▶ _Task input_:
════════════════════

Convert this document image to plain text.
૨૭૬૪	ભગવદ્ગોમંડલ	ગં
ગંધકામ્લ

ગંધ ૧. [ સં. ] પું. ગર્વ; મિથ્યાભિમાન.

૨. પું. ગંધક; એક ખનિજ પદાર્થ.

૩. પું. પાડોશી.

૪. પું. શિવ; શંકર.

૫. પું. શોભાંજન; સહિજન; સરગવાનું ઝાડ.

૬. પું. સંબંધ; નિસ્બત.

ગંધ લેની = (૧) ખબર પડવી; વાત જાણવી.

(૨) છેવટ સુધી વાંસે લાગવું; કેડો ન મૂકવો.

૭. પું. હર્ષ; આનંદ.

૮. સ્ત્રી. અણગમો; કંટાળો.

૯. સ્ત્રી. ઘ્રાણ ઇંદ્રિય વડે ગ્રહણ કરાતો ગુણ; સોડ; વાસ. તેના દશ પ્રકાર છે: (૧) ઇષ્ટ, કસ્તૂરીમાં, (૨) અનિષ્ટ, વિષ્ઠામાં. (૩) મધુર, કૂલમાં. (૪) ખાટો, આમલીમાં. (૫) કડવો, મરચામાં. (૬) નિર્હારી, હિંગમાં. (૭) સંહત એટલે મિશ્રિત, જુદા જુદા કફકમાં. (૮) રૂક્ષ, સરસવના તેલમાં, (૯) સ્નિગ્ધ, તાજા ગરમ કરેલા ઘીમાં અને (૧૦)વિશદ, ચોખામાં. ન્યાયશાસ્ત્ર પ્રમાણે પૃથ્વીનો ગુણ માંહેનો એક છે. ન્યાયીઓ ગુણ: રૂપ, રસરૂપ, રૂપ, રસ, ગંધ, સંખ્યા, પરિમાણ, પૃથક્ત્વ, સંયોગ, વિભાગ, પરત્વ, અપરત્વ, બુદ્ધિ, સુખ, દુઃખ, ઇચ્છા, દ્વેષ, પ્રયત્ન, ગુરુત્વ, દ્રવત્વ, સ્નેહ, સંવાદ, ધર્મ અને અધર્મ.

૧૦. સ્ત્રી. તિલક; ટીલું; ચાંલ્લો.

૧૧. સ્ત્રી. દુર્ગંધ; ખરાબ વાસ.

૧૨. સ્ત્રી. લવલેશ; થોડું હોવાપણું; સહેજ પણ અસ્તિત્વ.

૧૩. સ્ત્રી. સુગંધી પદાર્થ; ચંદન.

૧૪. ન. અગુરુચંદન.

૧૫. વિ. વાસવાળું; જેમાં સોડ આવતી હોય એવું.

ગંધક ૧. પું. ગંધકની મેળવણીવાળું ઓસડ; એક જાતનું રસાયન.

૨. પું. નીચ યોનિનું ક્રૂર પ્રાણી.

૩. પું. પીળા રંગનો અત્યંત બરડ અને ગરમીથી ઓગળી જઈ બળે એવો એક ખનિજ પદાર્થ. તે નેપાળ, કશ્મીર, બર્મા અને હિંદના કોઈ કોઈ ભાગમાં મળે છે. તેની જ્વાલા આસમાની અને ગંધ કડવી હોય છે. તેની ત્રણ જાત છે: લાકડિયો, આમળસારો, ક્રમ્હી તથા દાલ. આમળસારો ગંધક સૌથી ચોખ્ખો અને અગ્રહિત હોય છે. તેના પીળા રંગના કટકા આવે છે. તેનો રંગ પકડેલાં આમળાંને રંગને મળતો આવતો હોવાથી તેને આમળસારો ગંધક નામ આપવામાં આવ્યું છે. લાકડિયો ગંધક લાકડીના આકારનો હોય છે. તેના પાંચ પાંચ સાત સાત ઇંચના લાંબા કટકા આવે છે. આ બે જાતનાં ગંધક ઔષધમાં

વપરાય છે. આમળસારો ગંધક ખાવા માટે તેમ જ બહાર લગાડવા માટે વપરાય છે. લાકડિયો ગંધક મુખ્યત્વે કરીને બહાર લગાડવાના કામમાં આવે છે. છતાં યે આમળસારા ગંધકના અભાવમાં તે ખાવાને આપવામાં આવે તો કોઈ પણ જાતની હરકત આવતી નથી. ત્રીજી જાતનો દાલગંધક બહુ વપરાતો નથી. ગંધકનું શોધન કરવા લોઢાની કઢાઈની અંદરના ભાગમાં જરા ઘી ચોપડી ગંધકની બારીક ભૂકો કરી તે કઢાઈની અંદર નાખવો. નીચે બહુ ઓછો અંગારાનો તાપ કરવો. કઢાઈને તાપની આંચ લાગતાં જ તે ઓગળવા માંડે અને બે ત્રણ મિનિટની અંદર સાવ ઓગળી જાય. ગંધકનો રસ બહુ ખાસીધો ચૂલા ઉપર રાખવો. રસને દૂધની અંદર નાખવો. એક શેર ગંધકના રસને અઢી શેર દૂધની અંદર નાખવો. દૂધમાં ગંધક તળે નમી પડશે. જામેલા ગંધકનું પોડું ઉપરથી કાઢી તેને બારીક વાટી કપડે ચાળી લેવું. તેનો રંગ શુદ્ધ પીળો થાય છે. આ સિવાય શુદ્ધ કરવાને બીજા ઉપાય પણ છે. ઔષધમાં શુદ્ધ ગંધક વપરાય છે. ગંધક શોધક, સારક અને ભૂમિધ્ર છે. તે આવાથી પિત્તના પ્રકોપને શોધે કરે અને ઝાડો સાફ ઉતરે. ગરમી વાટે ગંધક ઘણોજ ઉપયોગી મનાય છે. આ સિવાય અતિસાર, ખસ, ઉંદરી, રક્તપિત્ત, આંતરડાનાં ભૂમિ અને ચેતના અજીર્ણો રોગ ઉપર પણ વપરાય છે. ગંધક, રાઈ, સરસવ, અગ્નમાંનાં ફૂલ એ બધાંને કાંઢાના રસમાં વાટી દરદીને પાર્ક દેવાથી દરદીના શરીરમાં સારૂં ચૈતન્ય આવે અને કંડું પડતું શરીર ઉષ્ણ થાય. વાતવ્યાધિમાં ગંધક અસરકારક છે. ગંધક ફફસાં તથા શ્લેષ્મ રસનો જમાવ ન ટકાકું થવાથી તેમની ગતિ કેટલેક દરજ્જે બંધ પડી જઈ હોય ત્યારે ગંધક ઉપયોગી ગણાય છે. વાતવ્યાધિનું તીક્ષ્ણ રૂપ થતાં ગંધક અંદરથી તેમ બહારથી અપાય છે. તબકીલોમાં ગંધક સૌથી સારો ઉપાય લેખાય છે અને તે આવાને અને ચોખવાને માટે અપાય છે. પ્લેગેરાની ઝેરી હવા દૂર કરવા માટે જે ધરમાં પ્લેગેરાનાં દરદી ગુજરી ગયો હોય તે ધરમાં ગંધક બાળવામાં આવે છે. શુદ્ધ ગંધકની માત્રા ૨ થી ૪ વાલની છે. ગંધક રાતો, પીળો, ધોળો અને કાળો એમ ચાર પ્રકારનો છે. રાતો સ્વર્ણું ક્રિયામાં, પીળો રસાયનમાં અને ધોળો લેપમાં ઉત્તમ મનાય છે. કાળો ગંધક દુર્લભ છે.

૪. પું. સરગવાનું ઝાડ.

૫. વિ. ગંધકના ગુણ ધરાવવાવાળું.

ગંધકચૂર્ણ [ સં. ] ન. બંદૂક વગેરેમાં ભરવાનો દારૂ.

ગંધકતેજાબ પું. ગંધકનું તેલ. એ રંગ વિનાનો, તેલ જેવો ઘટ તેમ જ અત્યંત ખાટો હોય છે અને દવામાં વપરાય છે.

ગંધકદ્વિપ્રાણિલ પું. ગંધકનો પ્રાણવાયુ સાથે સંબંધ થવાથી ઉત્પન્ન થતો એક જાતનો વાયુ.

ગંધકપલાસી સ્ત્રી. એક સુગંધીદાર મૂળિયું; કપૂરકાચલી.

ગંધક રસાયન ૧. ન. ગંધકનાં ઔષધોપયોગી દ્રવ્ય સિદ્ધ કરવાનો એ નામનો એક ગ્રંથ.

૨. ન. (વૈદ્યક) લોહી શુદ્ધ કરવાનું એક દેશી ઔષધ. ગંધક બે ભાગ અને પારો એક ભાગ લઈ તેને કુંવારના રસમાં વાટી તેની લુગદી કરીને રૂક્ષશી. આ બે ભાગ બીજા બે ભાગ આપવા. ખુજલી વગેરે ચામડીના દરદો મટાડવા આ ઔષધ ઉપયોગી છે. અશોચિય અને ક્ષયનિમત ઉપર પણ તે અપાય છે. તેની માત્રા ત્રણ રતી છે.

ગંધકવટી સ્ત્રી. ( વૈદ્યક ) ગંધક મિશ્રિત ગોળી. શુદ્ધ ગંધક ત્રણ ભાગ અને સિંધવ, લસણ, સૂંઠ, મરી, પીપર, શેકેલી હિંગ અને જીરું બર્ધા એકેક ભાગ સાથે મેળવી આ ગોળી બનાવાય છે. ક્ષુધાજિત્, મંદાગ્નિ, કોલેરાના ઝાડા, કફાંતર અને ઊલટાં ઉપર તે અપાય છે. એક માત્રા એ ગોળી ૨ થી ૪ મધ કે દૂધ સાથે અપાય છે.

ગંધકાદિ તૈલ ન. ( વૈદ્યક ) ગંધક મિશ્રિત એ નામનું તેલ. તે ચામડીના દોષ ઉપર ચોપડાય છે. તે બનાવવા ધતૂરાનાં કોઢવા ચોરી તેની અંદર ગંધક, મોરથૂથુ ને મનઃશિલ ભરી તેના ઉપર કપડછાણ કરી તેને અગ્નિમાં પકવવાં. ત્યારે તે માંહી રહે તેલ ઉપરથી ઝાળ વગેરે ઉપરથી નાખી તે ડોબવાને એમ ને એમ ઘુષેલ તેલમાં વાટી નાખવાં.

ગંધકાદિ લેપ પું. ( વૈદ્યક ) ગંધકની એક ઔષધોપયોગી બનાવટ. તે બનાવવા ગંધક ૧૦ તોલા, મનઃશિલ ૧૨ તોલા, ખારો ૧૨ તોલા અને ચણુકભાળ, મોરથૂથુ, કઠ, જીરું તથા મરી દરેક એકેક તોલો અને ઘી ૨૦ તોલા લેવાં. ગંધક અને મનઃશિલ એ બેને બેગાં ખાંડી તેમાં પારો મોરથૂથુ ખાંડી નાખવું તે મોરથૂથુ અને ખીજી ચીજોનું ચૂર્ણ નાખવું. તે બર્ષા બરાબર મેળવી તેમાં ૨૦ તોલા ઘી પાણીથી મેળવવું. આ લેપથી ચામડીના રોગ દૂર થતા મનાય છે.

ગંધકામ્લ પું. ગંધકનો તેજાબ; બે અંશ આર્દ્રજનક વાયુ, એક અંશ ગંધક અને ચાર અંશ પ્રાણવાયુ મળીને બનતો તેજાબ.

════════════════════

▶ _To do_:
Collect each line of the entries that has the word "ઉપરથ", copying it in full.

▶ _Response to this task_:
વપરાય છે. આમળસારો ગંધક ખાવા માટે તેમ જ બહાર લગાડવા માટે વપરાય છે. લાકડિયો ગંધક મુખ્યત્વે કરીને બહાર લગાડવાના કામમાં આવે છે. છતાં યે આમળસારા ગંધકના અભાવમાં તે ખાવાને આપવામાં આવે તો કોઈ પણ જાતની હરકત આવતી નથી. ત્રીજી જાતનો દાલગંધક બહુ વપરાતો નથી. ગંધકનું શોધન કરવા લોઢાની કઢાઈની અંદરના ભાગમાં જરા ઘી ચોપડી ગંધકની બારીક ભૂકો કરી તે કઢાઈની અંદર નાખવો. નીચે બહુ ઓછો અંગારાનો તાપ કરવો. કઢાઈને તાપની આંચ લાગતાં જ તે ઓગળવા માંડે અને બે ત્રણ મિનિટની અંદર સાવ ઓગળી જાય. ગંધકનો રસ બહુ ખાસીધો ચૂલા ઉપર રાખવો. રસને દૂધની અંદર નાખવો. એક શેર ગંધકના રસને અઢી શેર દૂધની અંદર નાખવો. દૂધમાં ગંધક તળે નમી પડશે. જામેલા ગંધકનું પોડું ઉપરથી કાઢી તેને બારીક વાટી કપડે ચાળી લેવું. તેનો રંગ શુદ્ધ પીળો થાય છે. આ સિવાય શુદ્ધ કરવાને બીજા ઉપાય પણ છે. ઔષધમાં શુદ્ધ ગંધક વપરાય છે. ગંધક શોધક, સારક અને ભૂમિધ્ર છે. તે આવાથી પિત્તના પ્રકોપને શોધે કરે અને ઝાડો સાફ ઉતરે. ગરમી વાટે ગંધક ઘણોજ ઉપયોગી મનાય છે. આ સિવાય અતિસાર, ખસ, ઉંદરી, રક્તપિત્ત, આંતરડાનાં ભૂમિ અને ચેતના અજીર્ણો રોગ ઉપર પણ વપરાય છે. ગંધક, રાઈ, સરસવ, અગ્નમાંનાં ફૂલ એ બધાંને કાંઢાના રસમાં વાટી દરદીને પાર્ક દેવાથી દરદીના શરીરમાં સારૂં ચૈતન્ય આવે અને કંડું પડતું શરીર ઉષ્ણ થાય. વાતવ્યાધિમાં ગંધક અસરકારક છે. ગંધક ફફસાં તથા શ્લેષ્મ રસનો જમાવ ન ટકાકું થવાથી તેમની ગતિ કેટલેક દરજ્જે બંધ પડી જઈ હોય ત્યારે ગંધક ઉપયોગી ગણાય છે. વાતવ્યાધિનું તીક્ષ્ણ રૂપ થતાં ગંધક અંદરથી તેમ બહારથી અપાય છે. તબકીલોમાં ગંધક સૌથી સારો ઉપાય લેખાય છે અને તે આવાને અને ચોખવાને માટે અપાય છે. પ્લેગેરાની ઝેરી હવા દૂર કરવા માટે જે ધરમાં પ્લેગેરાનાં દરદી ગુજરી ગયો હોય તે ધરમાં ગંધક બાળવામાં આવે છે. શુદ્ધ ગંધકની માત્રા ૨ થી ૪ વાલની છે. ગંધક રાતો, પીળો, ધોળો અને કાળો એમ ચાર પ્રકારનો છે. રાતો સ્વર્ણું ક્રિયામાં, પીળો રસાયનમાં અને ધોળો લેપમાં ઉત્તમ મનાય છે. કાળો ગંધક દુર્લભ છે.
ગંધકાદિ તૈલ ન. ( વૈદ્યક ) ગંધક મિશ્રિત એ નામનું તેલ. તે ચામડીના દોષ ઉપર ચોપડાય છે. તે બનાવવા ધતૂરાનાં કોઢવા ચોરી તેની અંદર ગંધક, મોરથૂથુ ને મનઃશિલ ભરી તેના ઉપર કપડછાણ કરી તેને અગ્નિમાં પકવવાં. ત્યારે તે માંહી રહે તેલ ઉપરથી ઝાળ વગેરે ઉપરથી નાખી તે ડોબવાને એમ ને એમ ઘુષેલ તેલમાં વાટી નાખવાં.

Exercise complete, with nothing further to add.